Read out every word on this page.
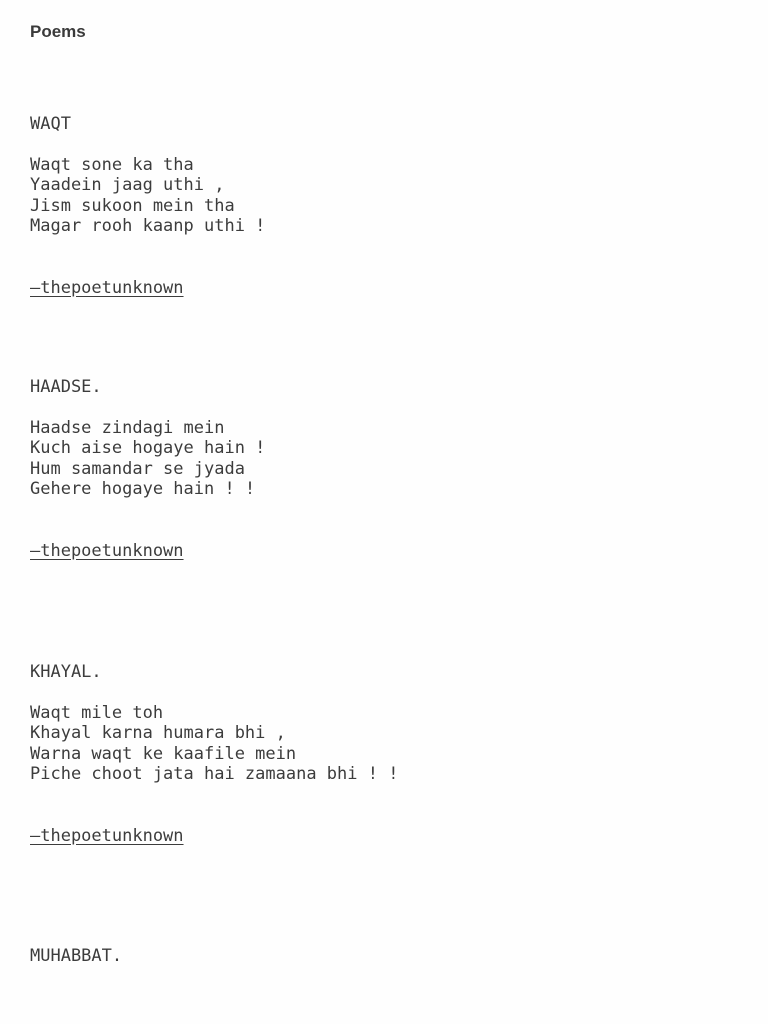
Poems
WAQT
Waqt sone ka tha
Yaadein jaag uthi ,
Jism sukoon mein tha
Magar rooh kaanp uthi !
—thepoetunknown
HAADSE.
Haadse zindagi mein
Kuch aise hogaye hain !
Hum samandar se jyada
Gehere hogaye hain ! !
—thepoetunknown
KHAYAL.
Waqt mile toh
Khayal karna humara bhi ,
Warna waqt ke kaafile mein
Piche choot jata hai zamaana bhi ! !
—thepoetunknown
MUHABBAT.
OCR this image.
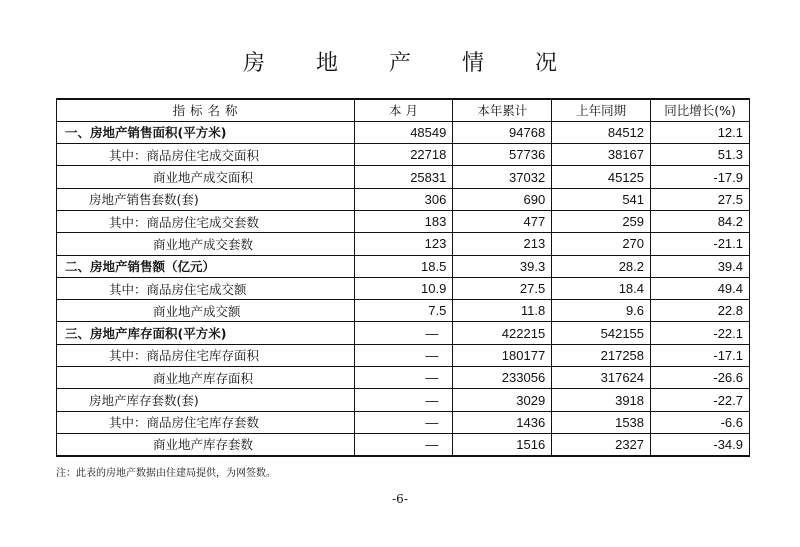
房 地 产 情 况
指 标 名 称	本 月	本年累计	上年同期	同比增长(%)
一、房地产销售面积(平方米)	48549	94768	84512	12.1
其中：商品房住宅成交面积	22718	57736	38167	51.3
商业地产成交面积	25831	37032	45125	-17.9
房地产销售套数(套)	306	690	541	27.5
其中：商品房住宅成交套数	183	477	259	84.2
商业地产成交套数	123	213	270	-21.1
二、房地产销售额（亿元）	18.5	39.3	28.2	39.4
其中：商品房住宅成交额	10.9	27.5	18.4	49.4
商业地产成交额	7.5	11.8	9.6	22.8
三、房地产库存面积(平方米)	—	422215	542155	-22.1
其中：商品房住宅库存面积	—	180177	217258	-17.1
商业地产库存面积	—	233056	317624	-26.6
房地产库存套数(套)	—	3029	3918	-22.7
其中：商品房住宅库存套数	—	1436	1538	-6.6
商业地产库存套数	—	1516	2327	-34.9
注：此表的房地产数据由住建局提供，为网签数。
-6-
= = =
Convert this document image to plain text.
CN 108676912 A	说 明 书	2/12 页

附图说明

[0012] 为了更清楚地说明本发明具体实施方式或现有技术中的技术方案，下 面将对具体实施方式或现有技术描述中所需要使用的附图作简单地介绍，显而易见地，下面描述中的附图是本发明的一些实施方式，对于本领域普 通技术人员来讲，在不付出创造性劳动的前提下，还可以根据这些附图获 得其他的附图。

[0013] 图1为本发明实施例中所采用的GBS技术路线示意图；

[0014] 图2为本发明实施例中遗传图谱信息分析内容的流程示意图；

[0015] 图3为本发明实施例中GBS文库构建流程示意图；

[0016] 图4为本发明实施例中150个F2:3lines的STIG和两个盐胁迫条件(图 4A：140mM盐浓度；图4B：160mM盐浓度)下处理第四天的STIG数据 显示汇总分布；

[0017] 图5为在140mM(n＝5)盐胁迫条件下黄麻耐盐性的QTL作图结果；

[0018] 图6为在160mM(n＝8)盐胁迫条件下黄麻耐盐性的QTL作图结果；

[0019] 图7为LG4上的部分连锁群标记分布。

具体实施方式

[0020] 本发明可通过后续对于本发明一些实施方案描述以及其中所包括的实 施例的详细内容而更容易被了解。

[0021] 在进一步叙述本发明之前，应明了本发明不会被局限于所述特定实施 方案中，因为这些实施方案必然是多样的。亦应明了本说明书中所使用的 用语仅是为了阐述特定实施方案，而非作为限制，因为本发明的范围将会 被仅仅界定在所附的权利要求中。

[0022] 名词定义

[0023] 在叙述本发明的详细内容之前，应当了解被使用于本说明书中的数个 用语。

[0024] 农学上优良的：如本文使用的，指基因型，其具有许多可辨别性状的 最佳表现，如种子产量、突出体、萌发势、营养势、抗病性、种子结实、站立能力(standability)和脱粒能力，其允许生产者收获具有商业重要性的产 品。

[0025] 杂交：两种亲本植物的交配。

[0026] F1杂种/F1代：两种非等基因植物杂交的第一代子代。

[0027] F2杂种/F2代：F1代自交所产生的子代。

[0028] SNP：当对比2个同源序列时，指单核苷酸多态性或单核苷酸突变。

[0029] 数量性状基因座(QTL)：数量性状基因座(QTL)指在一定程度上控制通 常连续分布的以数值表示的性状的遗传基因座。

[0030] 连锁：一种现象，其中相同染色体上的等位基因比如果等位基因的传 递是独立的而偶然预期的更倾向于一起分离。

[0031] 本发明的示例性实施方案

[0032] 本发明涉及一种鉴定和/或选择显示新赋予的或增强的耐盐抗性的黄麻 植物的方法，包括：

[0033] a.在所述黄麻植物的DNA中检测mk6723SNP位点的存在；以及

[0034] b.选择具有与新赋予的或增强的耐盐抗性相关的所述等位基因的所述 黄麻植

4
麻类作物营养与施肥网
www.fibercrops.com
= = =
Exercise: Which lines of the data include "盐胁迫条件下黄麻耐盐性的QTL作图结果"? Copy each of them.

Written solution:
[0017] 图5为在140mM(n＝5)盐胁迫条件下黄麻耐盐性的QTL作图结果；
[0018] 图6为在160mM(n＝8)盐胁迫条件下黄麻耐盐性的QTL作图结果；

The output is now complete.